:: Directions for this task ::
Repeat each line of the material below exactly as it appears, minus any pictures.

:: Records for the task ::
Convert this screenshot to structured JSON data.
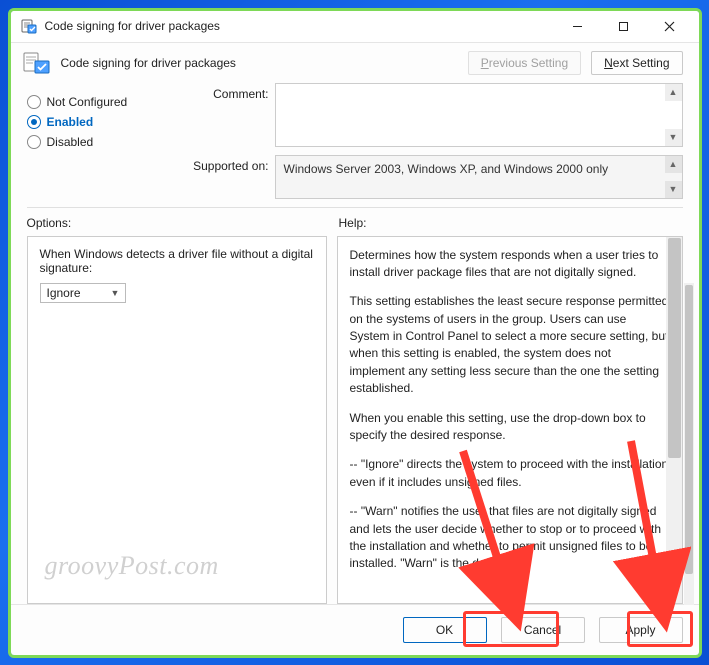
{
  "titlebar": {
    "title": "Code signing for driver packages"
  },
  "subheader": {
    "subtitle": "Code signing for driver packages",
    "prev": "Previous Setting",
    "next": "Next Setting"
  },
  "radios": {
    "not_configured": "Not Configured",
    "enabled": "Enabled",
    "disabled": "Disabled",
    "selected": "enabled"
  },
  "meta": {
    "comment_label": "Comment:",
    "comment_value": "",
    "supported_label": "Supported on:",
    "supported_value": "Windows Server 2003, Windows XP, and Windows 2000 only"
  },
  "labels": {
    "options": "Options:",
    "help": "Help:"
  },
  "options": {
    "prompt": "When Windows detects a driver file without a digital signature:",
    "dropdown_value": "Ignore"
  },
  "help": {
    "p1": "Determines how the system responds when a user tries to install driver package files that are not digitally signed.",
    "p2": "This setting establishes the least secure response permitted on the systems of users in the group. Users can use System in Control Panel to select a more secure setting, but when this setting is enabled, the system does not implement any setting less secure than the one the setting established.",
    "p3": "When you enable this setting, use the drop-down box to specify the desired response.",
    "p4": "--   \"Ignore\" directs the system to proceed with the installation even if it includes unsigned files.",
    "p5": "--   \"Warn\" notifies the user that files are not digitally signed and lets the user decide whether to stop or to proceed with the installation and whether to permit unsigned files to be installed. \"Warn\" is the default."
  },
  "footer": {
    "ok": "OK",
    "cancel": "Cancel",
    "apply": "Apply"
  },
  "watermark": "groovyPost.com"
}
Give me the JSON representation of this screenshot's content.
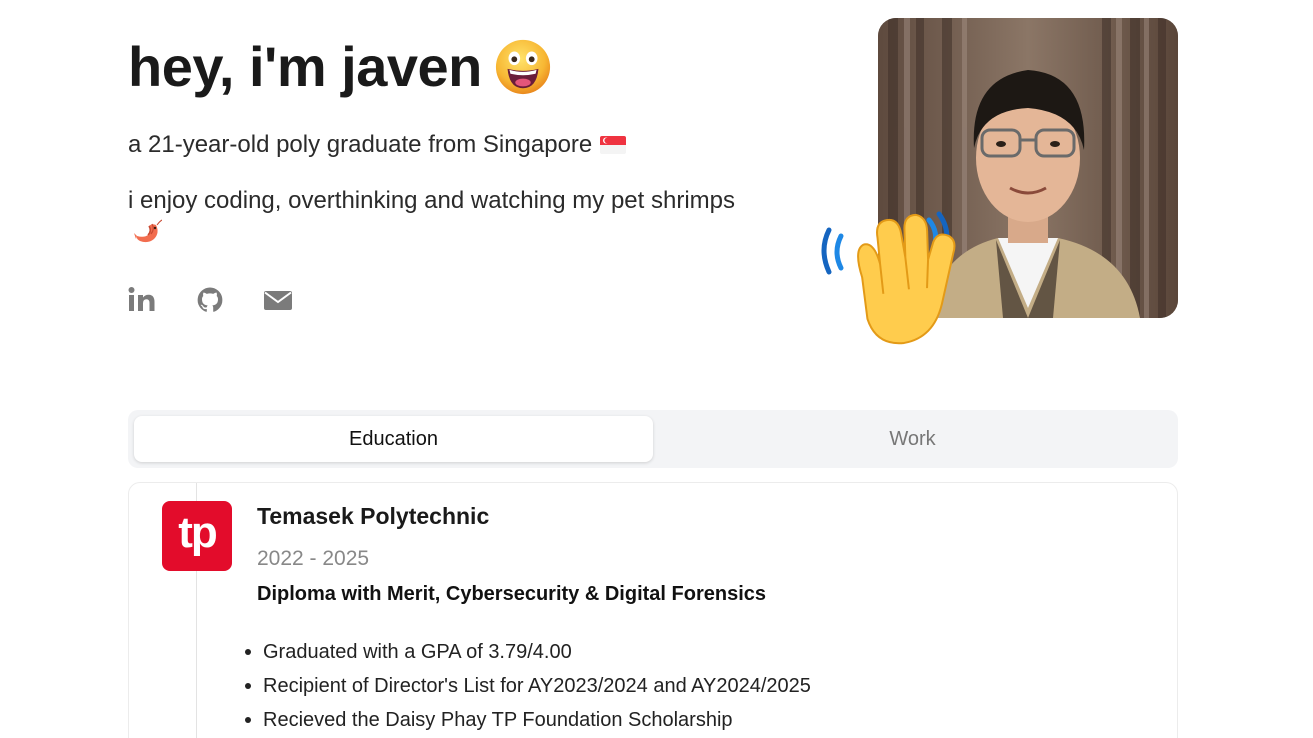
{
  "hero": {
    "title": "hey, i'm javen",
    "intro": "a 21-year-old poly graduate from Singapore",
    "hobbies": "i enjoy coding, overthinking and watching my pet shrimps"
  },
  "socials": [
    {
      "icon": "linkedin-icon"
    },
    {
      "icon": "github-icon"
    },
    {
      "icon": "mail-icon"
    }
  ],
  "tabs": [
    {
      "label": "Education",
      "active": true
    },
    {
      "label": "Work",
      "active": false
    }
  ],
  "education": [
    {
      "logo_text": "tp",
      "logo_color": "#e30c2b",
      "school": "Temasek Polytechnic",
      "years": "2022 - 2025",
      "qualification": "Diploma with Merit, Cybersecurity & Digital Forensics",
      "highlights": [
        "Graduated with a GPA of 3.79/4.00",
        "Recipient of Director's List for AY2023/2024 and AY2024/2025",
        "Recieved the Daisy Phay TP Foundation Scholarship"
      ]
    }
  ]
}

:: Task output ::
Convert this screenshot to structured JSON data.
{
  "titlebar": {
    "title": "Code signing for driver packages"
  },
  "subheader": {
    "subtitle": "Code signing for driver packages",
    "prev": "Previous Setting",
    "next": "Next Setting"
  },
  "radios": {
    "not_configured": "Not Configured",
    "enabled": "Enabled",
    "disabled": "Disabled",
    "selected": "enabled"
  },
  "meta": {
    "comment_label": "Comment:",
    "comment_value": "",
    "supported_label": "Supported on:",
    "supported_value": "Windows Server 2003, Windows XP, and Windows 2000 only"
  },
  "labels": {
    "options": "Options:",
    "help": "Help:"
  },
  "options": {
    "prompt": "When Windows detects a driver file without a digital signature:",
    "dropdown_value": "Ignore"
  },
  "help": {
    "p1": "Determines how the system responds when a user tries to install driver package files that are not digitally signed.",
    "p2": "This setting establishes the least secure response permitted on the systems of users in the group. Users can use System in Control Panel to select a more secure setting, but when this setting is enabled, the system does not implement any setting less secure than the one the setting established.",
    "p3": "When you enable this setting, use the drop-down box to specify the desired response.",
    "p4": "--   \"Ignore\" directs the system to proceed with the installation even if it includes unsigned files.",
    "p5": "--   \"Warn\" notifies the user that files are not digitally signed and lets the user decide whether to stop or to proceed with the installation and whether to permit unsigned files to be installed. \"Warn\" is the default."
  },
  "footer": {
    "ok": "OK",
    "cancel": "Cancel",
    "apply": "Apply"
  },
  "watermark": "groovyPost.com"
}
Give me the JSON representation of this screenshot's content.
{
  "hero": {
    "title": "hey, i'm javen",
    "intro": "a 21-year-old poly graduate from Singapore",
    "hobbies": "i enjoy coding, overthinking and watching my pet shrimps"
  },
  "socials": [
    {
      "icon": "linkedin-icon"
    },
    {
      "icon": "github-icon"
    },
    {
      "icon": "mail-icon"
    }
  ],
  "tabs": [
    {
      "label": "Education",
      "active": true
    },
    {
      "label": "Work",
      "active": false
    }
  ],
  "education": [
    {
      "logo_text": "tp",
      "logo_color": "#e30c2b",
      "school": "Temasek Polytechnic",
      "years": "2022 - 2025",
      "qualification": "Diploma with Merit, Cybersecurity & Digital Forensics",
      "highlights": [
        "Graduated with a GPA of 3.79/4.00",
        "Recipient of Director's List for AY2023/2024 and AY2024/2025",
        "Recieved the Daisy Phay TP Foundation Scholarship"
      ]
    }
  ]
}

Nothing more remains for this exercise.